◆ DATA ROWS ◆
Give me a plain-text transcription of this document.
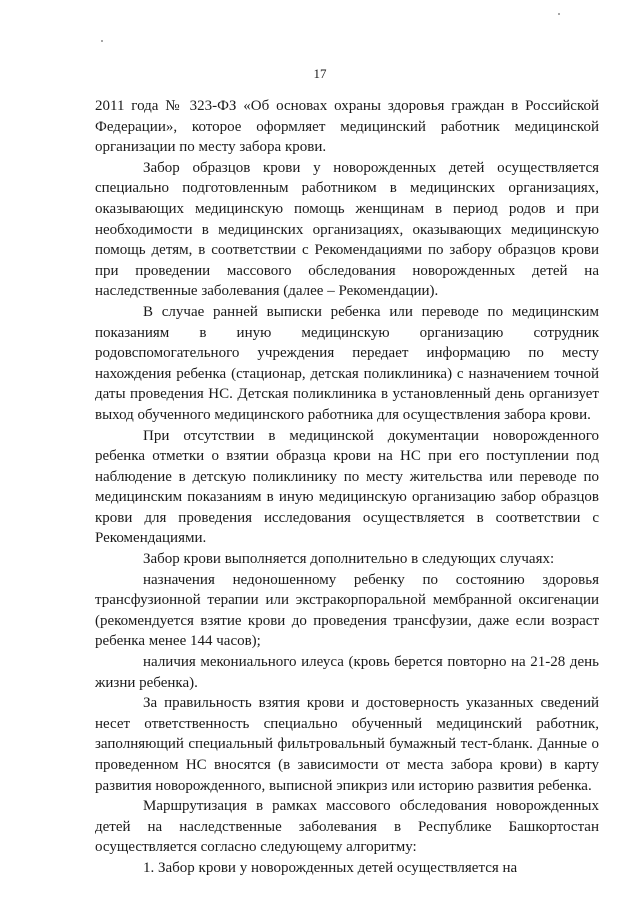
17

2011 года № 323-ФЗ «Об основах охраны здоровья граждан в Российской Федерации», которое оформляет медицинский работник медицинской организации по месту забора крови.

Забор образцов крови у новорожденных детей осуществляется специально подготовленным работником в медицинских организациях, оказывающих медицинскую помощь женщинам в период родов и при необходимости в медицинских организациях, оказывающих медицинскую помощь детям, в соответствии с Рекомендациями по забору образцов крови при проведении массового обследования новорожденных детей на наследственные заболевания (далее – Рекомендации).

В случае ранней выписки ребенка или переводе по медицинским показаниям в иную медицинскую организацию сотрудник родовспомогательного учреждения передает информацию по месту нахождения ребенка (стационар, детская поликлиника) с назначением точной даты проведения НС. Детская поликлиника в установленный день организует выход обученного медицинского работника для осуществления забора крови.

При отсутствии в медицинской документации новорожденного ребенка отметки о взятии образца крови на НС при его поступлении под наблюдение в детскую поликлинику по месту жительства или переводе по медицинским показаниям в иную медицинскую организацию забор образцов крови для проведения исследования осуществляется в соответствии с Рекомендациями.

Забор крови выполняется дополнительно в следующих случаях:

назначения недоношенному ребенку по состоянию здоровья трансфузионной терапии или экстракорпоральной мембранной оксигенации (рекомендуется взятие крови до проведения трансфузии, даже если возраст ребенка менее 144 часов);

наличия мекониального илеуса (кровь берется повторно на 21-28 день жизни ребенка).

За правильность взятия крови и достоверность указанных сведений несет ответственность специально обученный медицинский работник, заполняющий специальный фильтровальный бумажный тест-бланк. Данные о проведенном НС вносятся (в зависимости от места забора крови) в карту развития новорожденного, выписной эпикриз или историю развития ребенка.

Маршрутизация в рамках массового обследования новорожденных детей на наследственные заболевания в Республике Башкортостан осуществляется согласно следующему алгоритму:

1. Забор крови у новорожденных детей осуществляется на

◆ GIVEN TASK ◆
Are you able to set down all the lines above exactly, without any pictures?

◆ CORRECT RESPONSE ◆
Give me a plain-text transcription of this document.
17

2011 года № 323-ФЗ «Об основах охраны здоровья граждан в Российской Федерации», которое оформляет медицинский работник медицинской организации по месту забора крови.

Забор образцов крови у новорожденных детей осуществляется специально подготовленным работником в медицинских организациях, оказывающих медицинскую помощь женщинам в период родов и при необходимости в медицинских организациях, оказывающих медицинскую помощь детям, в соответствии с Рекомендациями по забору образцов крови при проведении массового обследования новорожденных детей на наследственные заболевания (далее – Рекомендации).

В случае ранней выписки ребенка или переводе по медицинским показаниям в иную медицинскую организацию сотрудник родовспомогательного учреждения передает информацию по месту нахождения ребенка (стационар, детская поликлиника) с назначением точной даты проведения НС. Детская поликлиника в установленный день организует выход обученного медицинского работника для осуществления забора крови.

При отсутствии в медицинской документации новорожденного ребенка отметки о взятии образца крови на НС при его поступлении под наблюдение в детскую поликлинику по месту жительства или переводе по медицинским показаниям в иную медицинскую организацию забор образцов крови для проведения исследования осуществляется в соответствии с Рекомендациями.

Забор крови выполняется дополнительно в следующих случаях:

назначения недоношенному ребенку по состоянию здоровья трансфузионной терапии или экстракорпоральной мембранной оксигенации (рекомендуется взятие крови до проведения трансфузии, даже если возраст ребенка менее 144 часов);

наличия мекониального илеуса (кровь берется повторно на 21-28 день жизни ребенка).

За правильность взятия крови и достоверность указанных сведений несет ответственность специально обученный медицинский работник, заполняющий специальный фильтровальный бумажный тест-бланк. Данные о проведенном НС вносятся (в зависимости от места забора крови) в карту развития новорожденного, выписной эпикриз или историю развития ребенка.

Маршрутизация в рамках массового обследования новорожденных детей на наследственные заболевания в Республике Башкортостан осуществляется согласно следующему алгоритму:

1. Забор крови у новорожденных детей осуществляется на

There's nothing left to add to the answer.